The exercise: Count every line that has the word "index" in it; give no more than the number.

[Record set start]

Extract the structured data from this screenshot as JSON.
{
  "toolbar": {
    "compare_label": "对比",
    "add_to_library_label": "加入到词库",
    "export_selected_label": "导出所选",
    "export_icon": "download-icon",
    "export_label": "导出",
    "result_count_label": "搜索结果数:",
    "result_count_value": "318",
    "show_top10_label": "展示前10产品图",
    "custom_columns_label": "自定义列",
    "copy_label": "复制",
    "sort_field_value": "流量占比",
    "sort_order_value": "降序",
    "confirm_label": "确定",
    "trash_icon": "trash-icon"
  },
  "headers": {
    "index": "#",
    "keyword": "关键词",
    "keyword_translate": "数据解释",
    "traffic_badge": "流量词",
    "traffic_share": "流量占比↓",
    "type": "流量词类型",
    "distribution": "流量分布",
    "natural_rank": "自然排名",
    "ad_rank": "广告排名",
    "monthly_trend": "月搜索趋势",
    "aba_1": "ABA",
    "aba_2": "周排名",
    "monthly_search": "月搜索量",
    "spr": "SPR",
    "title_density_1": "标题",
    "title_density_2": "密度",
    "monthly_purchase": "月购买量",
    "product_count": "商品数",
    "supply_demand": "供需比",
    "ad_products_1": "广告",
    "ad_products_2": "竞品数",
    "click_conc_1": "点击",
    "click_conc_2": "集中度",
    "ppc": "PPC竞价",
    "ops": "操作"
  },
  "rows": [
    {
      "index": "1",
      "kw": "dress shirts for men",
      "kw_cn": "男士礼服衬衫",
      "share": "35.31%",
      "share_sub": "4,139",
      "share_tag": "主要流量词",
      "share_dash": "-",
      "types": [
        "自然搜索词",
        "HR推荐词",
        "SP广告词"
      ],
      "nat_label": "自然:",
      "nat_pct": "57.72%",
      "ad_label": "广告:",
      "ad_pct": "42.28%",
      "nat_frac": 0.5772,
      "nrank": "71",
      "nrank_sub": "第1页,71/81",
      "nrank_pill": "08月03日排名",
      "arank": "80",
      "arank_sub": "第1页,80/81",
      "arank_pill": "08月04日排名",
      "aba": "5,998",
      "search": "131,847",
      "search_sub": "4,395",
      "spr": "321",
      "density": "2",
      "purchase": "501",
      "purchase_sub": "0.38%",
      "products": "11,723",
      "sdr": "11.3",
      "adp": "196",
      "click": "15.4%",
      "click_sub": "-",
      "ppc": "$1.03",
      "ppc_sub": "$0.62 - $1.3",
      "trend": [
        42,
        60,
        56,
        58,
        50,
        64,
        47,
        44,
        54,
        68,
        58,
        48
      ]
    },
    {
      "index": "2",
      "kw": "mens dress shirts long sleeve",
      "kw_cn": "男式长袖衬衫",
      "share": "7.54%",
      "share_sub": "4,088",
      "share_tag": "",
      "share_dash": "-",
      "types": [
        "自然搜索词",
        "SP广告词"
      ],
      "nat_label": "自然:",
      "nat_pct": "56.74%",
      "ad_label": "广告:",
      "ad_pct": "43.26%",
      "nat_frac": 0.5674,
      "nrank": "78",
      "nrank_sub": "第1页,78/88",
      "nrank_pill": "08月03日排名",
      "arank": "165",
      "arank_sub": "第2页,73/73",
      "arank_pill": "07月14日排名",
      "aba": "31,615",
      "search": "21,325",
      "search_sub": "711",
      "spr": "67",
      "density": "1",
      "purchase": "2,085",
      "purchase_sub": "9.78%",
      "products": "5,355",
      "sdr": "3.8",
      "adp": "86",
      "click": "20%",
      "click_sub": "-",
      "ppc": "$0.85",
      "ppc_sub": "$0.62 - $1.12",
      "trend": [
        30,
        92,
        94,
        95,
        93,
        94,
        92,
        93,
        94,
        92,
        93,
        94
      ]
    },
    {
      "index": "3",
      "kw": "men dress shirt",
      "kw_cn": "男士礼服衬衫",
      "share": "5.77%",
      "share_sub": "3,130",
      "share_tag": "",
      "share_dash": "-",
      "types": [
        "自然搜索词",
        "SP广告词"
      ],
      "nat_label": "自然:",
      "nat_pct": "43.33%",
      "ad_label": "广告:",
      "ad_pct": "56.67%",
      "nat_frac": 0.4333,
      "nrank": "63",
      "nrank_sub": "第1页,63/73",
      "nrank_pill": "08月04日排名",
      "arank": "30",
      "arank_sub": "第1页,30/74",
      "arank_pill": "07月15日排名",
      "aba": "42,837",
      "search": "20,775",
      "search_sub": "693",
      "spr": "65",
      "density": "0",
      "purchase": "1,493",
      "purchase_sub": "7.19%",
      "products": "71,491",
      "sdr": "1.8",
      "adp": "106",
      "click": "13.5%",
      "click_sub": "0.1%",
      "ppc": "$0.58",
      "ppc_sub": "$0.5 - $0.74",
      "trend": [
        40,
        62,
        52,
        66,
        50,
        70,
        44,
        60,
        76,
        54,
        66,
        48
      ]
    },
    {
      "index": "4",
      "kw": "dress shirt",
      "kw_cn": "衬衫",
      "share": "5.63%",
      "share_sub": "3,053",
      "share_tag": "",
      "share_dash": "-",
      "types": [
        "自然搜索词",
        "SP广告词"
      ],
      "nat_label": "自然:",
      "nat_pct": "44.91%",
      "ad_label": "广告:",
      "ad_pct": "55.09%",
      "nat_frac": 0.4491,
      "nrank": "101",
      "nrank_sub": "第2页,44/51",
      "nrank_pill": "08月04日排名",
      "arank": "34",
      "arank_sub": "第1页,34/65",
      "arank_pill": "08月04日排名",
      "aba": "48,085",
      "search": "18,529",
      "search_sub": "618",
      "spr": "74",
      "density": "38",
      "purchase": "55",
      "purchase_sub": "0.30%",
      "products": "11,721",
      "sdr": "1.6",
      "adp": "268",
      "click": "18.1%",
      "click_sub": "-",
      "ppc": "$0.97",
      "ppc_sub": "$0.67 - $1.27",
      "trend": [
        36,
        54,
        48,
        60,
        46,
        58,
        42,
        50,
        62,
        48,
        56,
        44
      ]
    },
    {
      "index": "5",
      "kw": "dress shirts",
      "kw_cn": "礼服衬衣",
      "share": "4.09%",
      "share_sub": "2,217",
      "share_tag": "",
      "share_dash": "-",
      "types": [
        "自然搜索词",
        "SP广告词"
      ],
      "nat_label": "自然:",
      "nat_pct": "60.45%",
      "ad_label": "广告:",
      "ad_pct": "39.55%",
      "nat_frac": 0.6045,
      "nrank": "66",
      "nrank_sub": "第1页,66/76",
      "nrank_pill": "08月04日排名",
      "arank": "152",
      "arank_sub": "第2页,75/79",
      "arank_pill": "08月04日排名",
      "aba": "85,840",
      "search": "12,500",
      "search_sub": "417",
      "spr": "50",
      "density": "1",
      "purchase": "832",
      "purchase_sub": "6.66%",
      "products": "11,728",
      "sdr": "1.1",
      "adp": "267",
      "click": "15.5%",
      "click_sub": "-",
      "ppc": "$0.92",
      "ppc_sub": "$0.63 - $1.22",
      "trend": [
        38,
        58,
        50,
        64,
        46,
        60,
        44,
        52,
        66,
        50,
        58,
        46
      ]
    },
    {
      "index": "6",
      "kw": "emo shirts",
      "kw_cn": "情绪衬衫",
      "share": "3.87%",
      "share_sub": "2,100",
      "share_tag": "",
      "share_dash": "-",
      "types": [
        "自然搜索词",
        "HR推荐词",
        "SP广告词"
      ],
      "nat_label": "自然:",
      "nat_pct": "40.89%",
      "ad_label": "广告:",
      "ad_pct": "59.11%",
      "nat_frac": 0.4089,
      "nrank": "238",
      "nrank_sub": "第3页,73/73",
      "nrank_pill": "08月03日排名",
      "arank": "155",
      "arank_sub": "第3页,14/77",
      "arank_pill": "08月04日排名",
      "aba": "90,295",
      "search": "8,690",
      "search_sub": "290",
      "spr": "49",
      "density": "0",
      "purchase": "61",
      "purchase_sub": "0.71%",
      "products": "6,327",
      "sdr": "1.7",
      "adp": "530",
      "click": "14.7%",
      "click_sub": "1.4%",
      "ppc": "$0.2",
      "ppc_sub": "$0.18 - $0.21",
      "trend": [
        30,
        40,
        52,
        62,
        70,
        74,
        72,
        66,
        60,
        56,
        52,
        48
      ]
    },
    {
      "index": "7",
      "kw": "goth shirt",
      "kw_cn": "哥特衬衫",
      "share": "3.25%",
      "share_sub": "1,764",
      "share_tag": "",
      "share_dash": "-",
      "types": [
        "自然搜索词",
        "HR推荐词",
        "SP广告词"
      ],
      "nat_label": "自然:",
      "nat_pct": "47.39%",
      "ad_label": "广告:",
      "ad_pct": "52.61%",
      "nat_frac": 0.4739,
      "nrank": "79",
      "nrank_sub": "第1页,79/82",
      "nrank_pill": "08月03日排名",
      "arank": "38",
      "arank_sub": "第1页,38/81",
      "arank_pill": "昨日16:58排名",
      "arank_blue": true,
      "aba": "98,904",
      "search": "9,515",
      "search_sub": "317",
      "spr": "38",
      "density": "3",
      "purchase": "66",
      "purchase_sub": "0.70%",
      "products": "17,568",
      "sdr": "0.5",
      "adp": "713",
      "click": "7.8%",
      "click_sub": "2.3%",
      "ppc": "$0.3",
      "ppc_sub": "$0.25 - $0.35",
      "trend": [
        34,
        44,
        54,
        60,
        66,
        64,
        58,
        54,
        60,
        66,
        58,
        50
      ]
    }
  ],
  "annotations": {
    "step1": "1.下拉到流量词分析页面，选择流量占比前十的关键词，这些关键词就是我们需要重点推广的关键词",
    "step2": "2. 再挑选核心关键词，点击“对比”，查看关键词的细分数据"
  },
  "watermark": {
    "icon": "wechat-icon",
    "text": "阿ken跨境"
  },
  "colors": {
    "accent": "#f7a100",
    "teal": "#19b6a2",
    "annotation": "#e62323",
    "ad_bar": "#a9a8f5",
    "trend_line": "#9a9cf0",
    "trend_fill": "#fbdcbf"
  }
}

[Record set end]

Result of the task: 8